Read the listing below and copy out every line that holds "screenshot".

^^^^^^^^^^^^^^^^

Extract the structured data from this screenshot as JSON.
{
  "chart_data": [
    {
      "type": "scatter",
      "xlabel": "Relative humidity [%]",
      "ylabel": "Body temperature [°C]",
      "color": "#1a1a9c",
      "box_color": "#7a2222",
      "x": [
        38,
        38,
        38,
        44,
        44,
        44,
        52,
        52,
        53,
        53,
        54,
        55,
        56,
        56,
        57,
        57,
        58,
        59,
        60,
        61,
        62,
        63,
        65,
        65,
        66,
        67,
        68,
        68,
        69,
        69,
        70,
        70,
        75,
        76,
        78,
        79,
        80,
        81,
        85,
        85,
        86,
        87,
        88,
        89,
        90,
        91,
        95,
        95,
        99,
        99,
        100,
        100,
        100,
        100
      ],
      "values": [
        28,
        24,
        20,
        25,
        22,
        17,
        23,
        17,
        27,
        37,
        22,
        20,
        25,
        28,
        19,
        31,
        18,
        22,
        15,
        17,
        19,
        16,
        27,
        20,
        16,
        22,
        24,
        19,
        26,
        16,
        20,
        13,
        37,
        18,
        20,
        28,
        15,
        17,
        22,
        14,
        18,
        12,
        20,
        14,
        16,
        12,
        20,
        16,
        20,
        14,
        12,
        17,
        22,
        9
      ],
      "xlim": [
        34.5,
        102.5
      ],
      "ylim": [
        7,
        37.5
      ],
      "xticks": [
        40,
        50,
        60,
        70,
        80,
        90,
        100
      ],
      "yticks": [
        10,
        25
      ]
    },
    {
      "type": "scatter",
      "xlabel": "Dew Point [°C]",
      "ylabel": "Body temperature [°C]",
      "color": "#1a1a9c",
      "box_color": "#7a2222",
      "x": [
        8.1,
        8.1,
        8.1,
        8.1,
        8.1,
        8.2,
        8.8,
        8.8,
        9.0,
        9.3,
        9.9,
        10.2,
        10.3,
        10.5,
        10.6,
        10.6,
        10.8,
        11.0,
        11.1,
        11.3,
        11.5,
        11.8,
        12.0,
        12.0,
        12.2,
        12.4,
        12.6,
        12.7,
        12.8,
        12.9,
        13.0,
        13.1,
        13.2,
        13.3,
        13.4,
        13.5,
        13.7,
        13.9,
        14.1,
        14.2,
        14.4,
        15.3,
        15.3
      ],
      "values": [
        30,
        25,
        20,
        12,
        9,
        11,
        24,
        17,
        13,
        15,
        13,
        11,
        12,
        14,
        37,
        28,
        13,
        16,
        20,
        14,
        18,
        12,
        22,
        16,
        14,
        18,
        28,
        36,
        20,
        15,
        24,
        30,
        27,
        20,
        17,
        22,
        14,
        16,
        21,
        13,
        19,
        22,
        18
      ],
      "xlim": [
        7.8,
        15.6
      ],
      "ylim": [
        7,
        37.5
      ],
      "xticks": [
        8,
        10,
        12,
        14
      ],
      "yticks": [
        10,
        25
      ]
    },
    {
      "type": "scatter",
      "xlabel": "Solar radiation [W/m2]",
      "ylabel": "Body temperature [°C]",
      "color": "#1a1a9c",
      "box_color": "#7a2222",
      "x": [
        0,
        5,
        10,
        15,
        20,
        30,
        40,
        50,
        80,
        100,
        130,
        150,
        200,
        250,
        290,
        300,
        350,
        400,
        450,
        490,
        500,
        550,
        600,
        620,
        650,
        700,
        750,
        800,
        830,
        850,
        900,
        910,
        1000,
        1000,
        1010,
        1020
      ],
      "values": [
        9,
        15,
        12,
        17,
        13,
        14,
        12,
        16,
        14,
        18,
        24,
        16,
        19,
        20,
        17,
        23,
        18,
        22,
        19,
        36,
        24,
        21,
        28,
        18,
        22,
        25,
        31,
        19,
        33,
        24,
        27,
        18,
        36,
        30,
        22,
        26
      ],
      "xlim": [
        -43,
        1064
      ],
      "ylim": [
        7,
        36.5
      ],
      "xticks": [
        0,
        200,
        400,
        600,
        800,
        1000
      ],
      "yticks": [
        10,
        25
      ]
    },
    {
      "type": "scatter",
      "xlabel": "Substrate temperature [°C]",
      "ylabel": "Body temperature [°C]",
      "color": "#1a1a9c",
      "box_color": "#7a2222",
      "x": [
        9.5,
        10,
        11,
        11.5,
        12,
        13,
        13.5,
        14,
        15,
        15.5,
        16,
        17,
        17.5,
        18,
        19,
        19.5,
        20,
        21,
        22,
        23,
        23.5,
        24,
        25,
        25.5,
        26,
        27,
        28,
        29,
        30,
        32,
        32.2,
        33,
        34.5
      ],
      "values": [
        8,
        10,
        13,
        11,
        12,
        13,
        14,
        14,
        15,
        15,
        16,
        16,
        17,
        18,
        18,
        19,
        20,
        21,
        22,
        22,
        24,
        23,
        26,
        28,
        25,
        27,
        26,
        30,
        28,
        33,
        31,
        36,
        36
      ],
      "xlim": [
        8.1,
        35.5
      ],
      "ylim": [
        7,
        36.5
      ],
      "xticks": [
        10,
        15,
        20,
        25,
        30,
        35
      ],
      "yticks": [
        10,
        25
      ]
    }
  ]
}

^^^^^^^^^^^^^^^^

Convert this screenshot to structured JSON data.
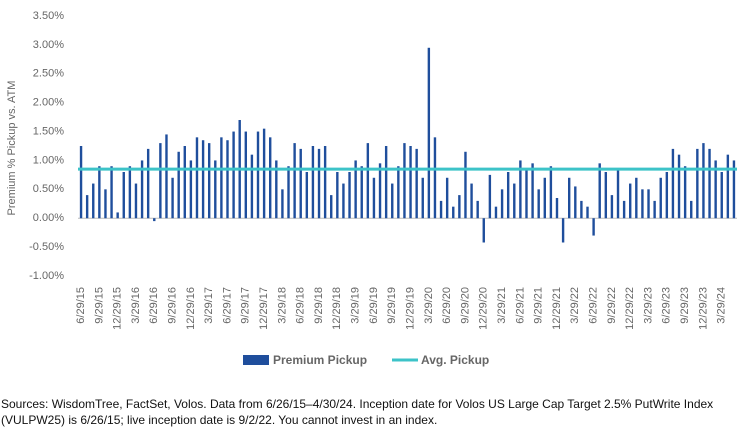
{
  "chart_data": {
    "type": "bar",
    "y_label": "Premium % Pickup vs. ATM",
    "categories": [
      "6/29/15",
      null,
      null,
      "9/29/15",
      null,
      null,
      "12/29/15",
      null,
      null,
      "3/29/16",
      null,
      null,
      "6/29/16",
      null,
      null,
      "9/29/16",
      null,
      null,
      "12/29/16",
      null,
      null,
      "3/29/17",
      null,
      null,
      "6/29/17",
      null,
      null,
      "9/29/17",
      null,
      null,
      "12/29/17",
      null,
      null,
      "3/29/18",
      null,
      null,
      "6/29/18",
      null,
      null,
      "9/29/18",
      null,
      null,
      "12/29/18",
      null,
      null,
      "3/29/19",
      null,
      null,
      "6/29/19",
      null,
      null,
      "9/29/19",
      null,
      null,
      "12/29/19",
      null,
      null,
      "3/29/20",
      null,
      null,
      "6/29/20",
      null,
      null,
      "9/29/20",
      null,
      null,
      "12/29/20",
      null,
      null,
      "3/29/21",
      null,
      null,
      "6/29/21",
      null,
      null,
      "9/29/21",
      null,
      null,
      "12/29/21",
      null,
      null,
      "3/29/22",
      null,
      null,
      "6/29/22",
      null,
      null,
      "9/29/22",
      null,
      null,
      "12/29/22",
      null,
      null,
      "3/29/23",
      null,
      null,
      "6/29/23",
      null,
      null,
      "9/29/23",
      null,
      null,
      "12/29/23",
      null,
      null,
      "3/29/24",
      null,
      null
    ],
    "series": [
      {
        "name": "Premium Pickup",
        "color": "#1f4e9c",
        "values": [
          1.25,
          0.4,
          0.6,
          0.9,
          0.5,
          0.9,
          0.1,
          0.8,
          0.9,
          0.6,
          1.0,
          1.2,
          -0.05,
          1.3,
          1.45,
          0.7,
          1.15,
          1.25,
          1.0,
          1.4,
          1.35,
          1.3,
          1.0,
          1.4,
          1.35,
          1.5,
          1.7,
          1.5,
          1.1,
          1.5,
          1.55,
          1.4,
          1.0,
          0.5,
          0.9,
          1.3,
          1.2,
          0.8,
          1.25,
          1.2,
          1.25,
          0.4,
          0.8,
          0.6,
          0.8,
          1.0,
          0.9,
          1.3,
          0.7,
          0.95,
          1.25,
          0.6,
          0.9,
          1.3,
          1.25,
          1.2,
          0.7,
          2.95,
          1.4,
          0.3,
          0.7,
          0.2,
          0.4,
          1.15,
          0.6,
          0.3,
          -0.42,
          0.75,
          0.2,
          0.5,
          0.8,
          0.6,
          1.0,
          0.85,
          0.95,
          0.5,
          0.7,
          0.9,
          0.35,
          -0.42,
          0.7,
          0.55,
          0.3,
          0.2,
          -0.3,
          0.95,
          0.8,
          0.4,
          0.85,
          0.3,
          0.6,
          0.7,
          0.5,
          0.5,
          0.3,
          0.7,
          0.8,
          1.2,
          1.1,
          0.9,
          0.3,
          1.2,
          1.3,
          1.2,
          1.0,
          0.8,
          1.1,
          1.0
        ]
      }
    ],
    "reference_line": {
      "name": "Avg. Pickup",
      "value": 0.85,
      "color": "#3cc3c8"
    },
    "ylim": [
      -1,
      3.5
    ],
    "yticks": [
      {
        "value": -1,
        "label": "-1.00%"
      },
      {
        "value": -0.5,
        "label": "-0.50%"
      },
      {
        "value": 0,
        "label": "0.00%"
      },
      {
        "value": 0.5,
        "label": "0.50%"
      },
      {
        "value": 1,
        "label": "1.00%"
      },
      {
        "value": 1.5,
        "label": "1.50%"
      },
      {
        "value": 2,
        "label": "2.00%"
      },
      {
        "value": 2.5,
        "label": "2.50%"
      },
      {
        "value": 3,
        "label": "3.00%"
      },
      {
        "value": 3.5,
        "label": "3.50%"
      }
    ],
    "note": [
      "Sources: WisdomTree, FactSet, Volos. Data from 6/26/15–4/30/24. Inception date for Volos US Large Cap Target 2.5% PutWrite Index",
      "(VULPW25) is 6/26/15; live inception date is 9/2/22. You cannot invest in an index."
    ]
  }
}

^^^^^^^^^^^^^^^^

**WRITTEN ANSWER**
Extract the structured data from this screenshot as JSON.
Convert this screenshot to structured JSON data.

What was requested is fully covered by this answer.